> _RECORDS FOR PROCESSING_:
## Start
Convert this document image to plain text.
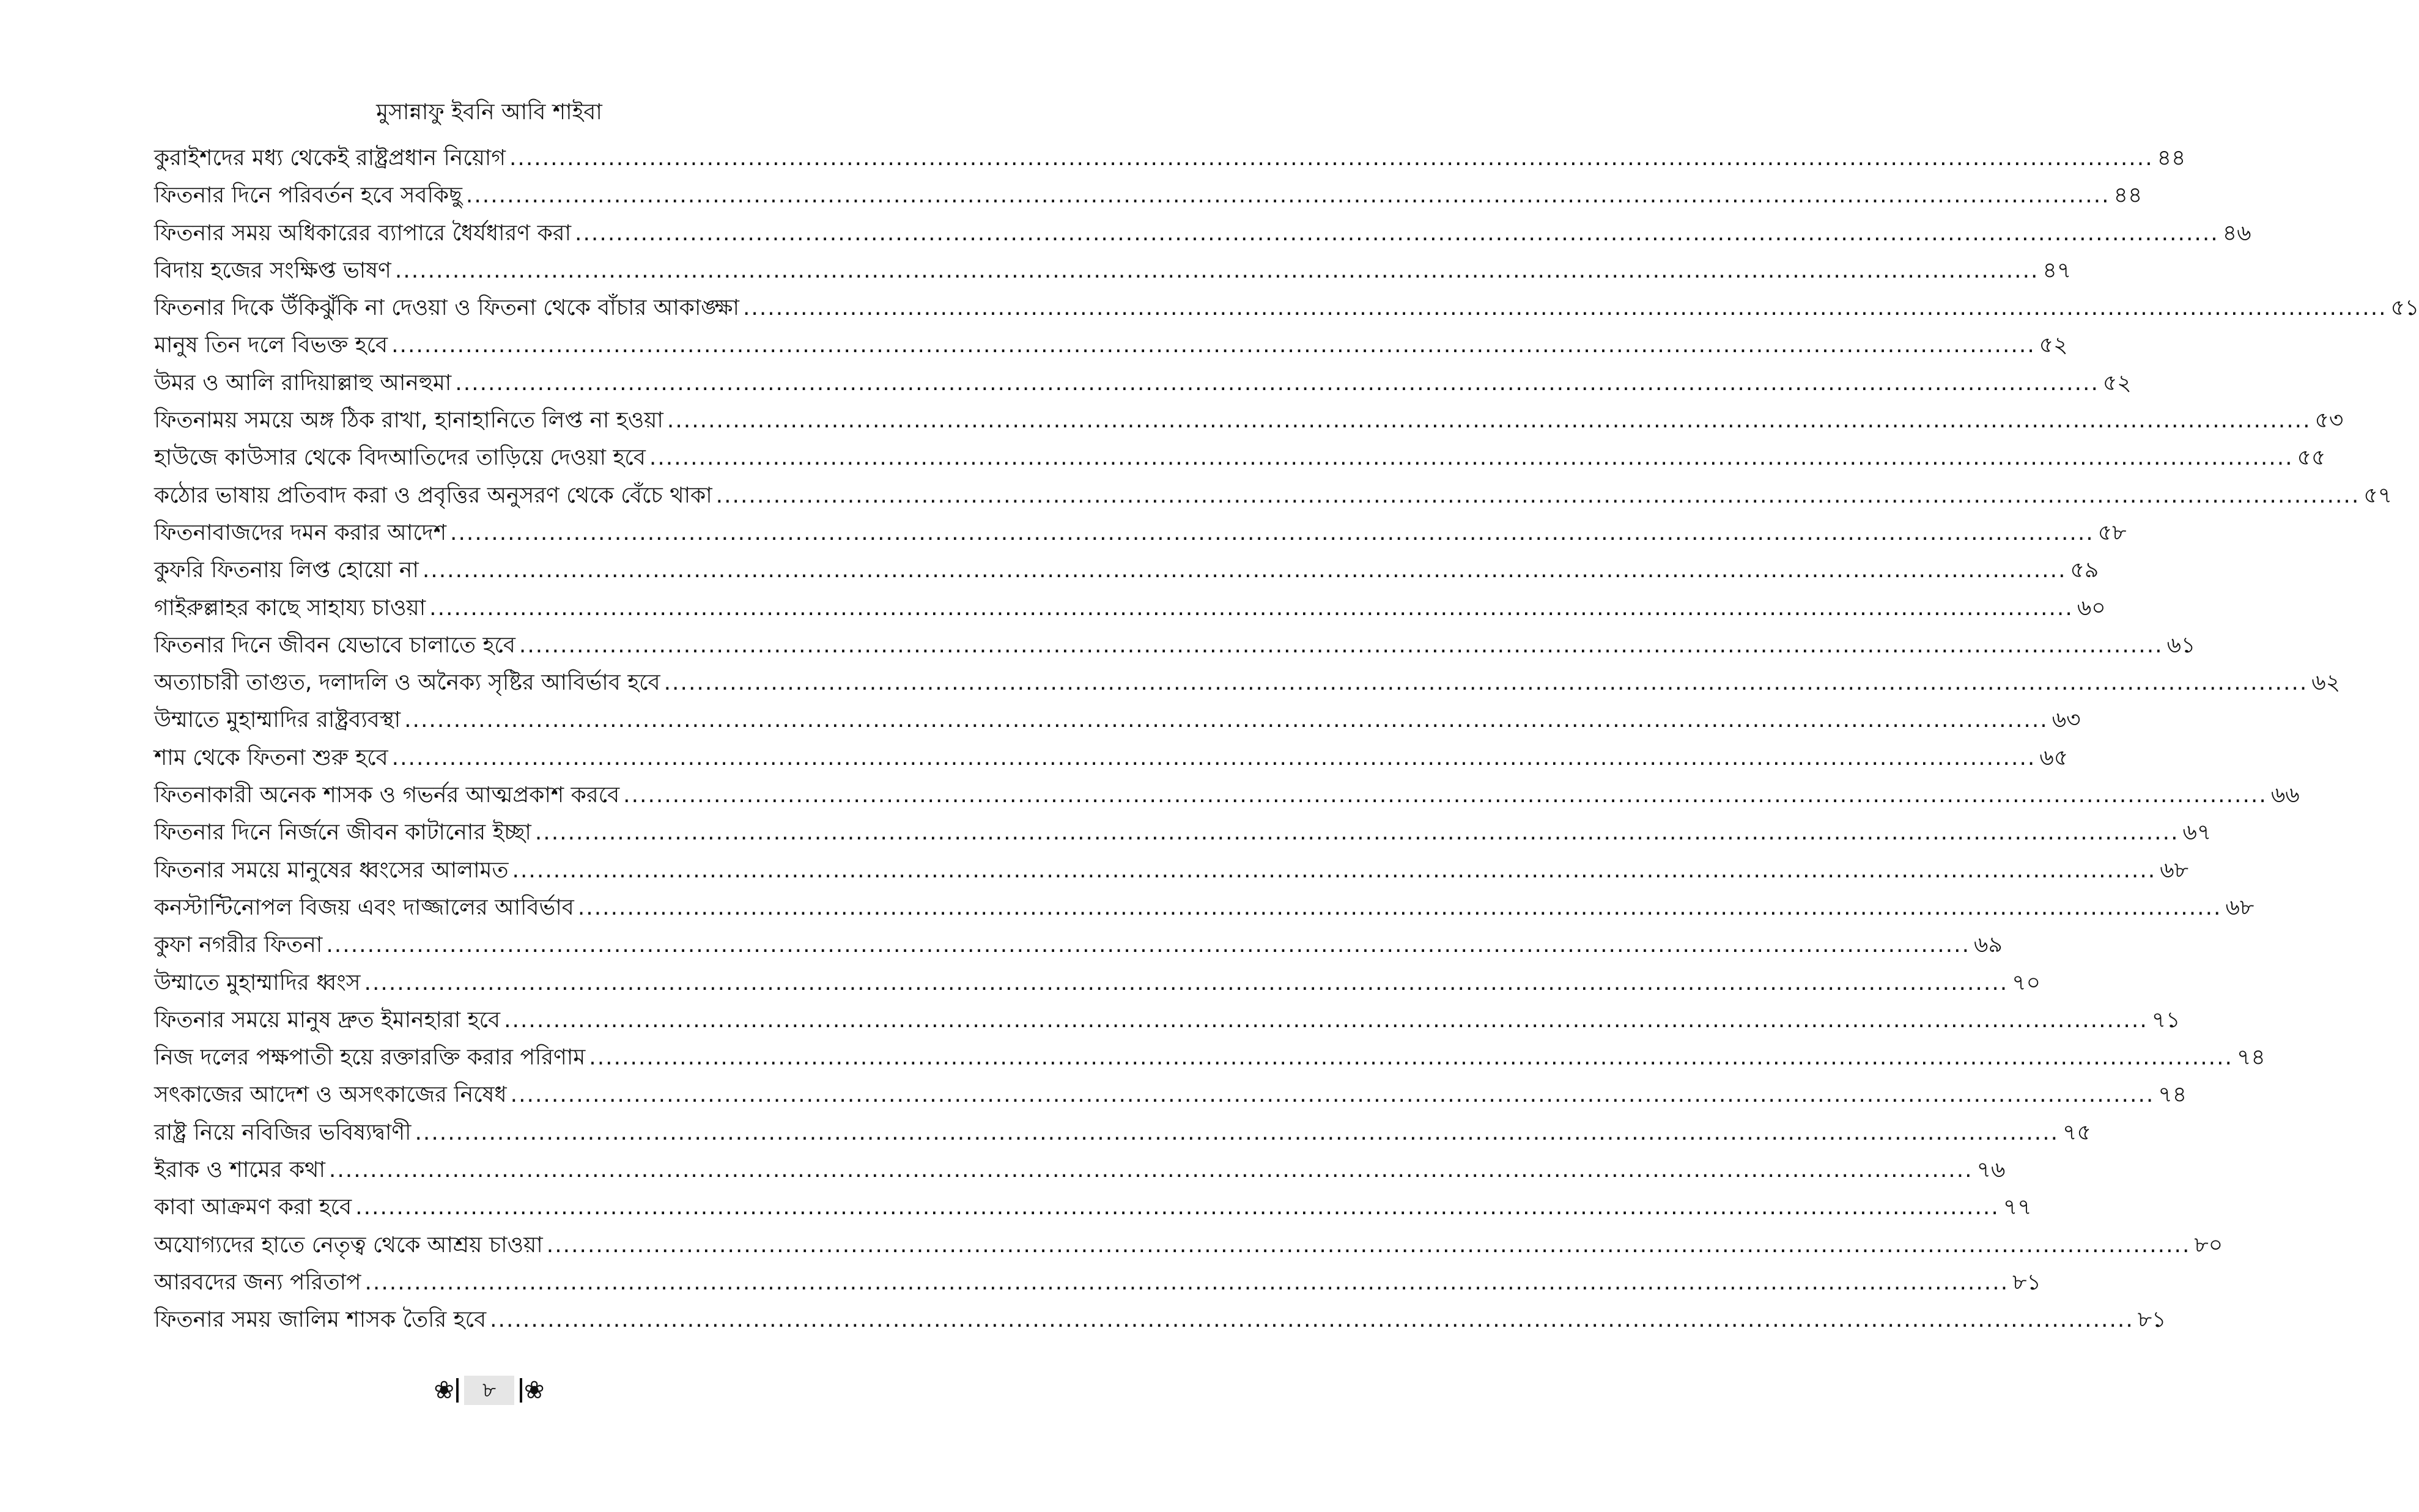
মুসান্নাফু ইবনি আবি শাইবা
কুরাইশদের মধ্য থেকেই রাষ্ট্রপ্রধান নিয়োগ .....	৪৪
ফিতনার দিনে পরিবর্তন হবে সবকিছু .....	৪৪
ফিতনার সময় অধিকারের ব্যাপারে ধৈর্যধারণ করা .....	৪৬
বিদায় হজের সংক্ষিপ্ত ভাষণ .....	৪৭
ফিতনার দিকে উঁকিঝুঁকি না দেওয়া ও ফিতনা থেকে বাঁচার আকাঙ্ক্ষা .....	৫১
মানুষ তিন দলে বিভক্ত হবে .....	৫২
উমর ও আলি রাদিয়াল্লাহু আনহুমা .....	৫২
ফিতনাময় সময়ে অঙ্গ ঠিক রাখা, হানাহানিতে লিপ্ত না হওয়া .....	৫৩
হাউজে কাউসার থেকে বিদআতিদের তাড়িয়ে দেওয়া হবে .....	৫৫
কঠোর ভাষায় প্রতিবাদ করা ও প্রবৃত্তির অনুসরণ থেকে বেঁচে থাকা .....	৫৭
ফিতনাবাজদের দমন করার আদেশ .....	৫৮
কুফরি ফিতনায় লিপ্ত হোয়ো না .....	৫৯
গাইরুল্লাহর কাছে সাহায্য চাওয়া .....	৬০
ফিতনার দিনে জীবন যেভাবে চালাতে হবে .....	৬১
অত্যাচারী তাগুত, দলাদলি ও অনৈক্য সৃষ্টির আবির্ভাব হবে .....	৬২
উম্মাতে মুহাম্মাদির রাষ্ট্রব্যবস্থা .....	৬৩
শাম থেকে ফিতনা শুরু হবে .....	৬৫
ফিতনাকারী অনেক শাসক ও গভর্নর আত্মপ্রকাশ করবে .....	৬৬
ফিতনার দিনে নির্জনে জীবন কাটানোর ইচ্ছা .....	৬৭
ফিতনার সময়ে মানুষের ধ্বংসের আলামত .....	৬৮
কনস্টান্টিনোপল বিজয় এবং দাজ্জালের আবির্ভাব .....	৬৮
কুফা নগরীর ফিতনা .....	৬৯
উম্মাতে মুহাম্মাদির ধ্বংস .....	৭০
ফিতনার সময়ে মানুষ দ্রুত ইমানহারা হবে .....	৭১
নিজ দলের পক্ষপাতী হয়ে রক্তারক্তি করার পরিণাম .....	৭৪
সৎকাজের আদেশ ও অসৎকাজের নিষেধ .....	৭৪
রাষ্ট্র নিয়ে নবিজির ভবিষ্যদ্বাণী .....	৭৫
ইরাক ও শামের কথা .....	৭৬
কাবা আক্রমণ করা হবে .....	৭৭
অযোগ্যদের হাতে নেতৃত্ব থেকে আশ্রয় চাওয়া .....	৮০
আরবদের জন্য পরিতাপ .....	৮১
ফিতনার সময় জালিম শাসক তৈরি হবে .....	৮১
❀	৮	❀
## End
Leave out the pictures and restate everything else word for word.

> _ANSWER FOR THE TASK_:
Convert this document image to plain text.
মুসান্নাফু ইবনি আবি শাইবা
কুরাইশদের মধ্য থেকেই রাষ্ট্রপ্রধান নিয়োগ .....	৪৪
ফিতনার দিনে পরিবর্তন হবে সবকিছু .....	৪৪
ফিতনার সময় অধিকারের ব্যাপারে ধৈর্যধারণ করা .....	৪৬
বিদায় হজের সংক্ষিপ্ত ভাষণ .....	৪৭
ফিতনার দিকে উঁকিঝুঁকি না দেওয়া ও ফিতনা থেকে বাঁচার আকাঙ্ক্ষা .....	৫১
মানুষ তিন দলে বিভক্ত হবে .....	৫২
উমর ও আলি রাদিয়াল্লাহু আনহুমা .....	৫২
ফিতনাময় সময়ে অঙ্গ ঠিক রাখা, হানাহানিতে লিপ্ত না হওয়া .....	৫৩
হাউজে কাউসার থেকে বিদআতিদের তাড়িয়ে দেওয়া হবে .....	৫৫
কঠোর ভাষায় প্রতিবাদ করা ও প্রবৃত্তির অনুসরণ থেকে বেঁচে থাকা .....	৫৭
ফিতনাবাজদের দমন করার আদেশ .....	৫৮
কুফরি ফিতনায় লিপ্ত হোয়ো না .....	৫৯
গাইরুল্লাহর কাছে সাহায্য চাওয়া .....	৬০
ফিতনার দিনে জীবন যেভাবে চালাতে হবে .....	৬১
অত্যাচারী তাগুত, দলাদলি ও অনৈক্য সৃষ্টির আবির্ভাব হবে .....	৬২
উম্মাতে মুহাম্মাদির রাষ্ট্রব্যবস্থা .....	৬৩
শাম থেকে ফিতনা শুরু হবে .....	৬৫
ফিতনাকারী অনেক শাসক ও গভর্নর আত্মপ্রকাশ করবে .....	৬৬
ফিতনার দিনে নির্জনে জীবন কাটানোর ইচ্ছা .....	৬৭
ফিতনার সময়ে মানুষের ধ্বংসের আলামত .....	৬৮
কনস্টান্টিনোপল বিজয় এবং দাজ্জালের আবির্ভাব .....	৬৮
কুফা নগরীর ফিতনা .....	৬৯
উম্মাতে মুহাম্মাদির ধ্বংস .....	৭০
ফিতনার সময়ে মানুষ দ্রুত ইমানহারা হবে .....	৭১
নিজ দলের পক্ষপাতী হয়ে রক্তারক্তি করার পরিণাম .....	৭৪
সৎকাজের আদেশ ও অসৎকাজের নিষেধ .....	৭৪
রাষ্ট্র নিয়ে নবিজির ভবিষ্যদ্বাণী .....	৭৫
ইরাক ও শামের কথা .....	৭৬
কাবা আক্রমণ করা হবে .....	৭৭
অযোগ্যদের হাতে নেতৃত্ব থেকে আশ্রয় চাওয়া .....	৮০
আরবদের জন্য পরিতাপ .....	৮১
ফিতনার সময় জালিম শাসক তৈরি হবে .....	৮১
❀	৮	❀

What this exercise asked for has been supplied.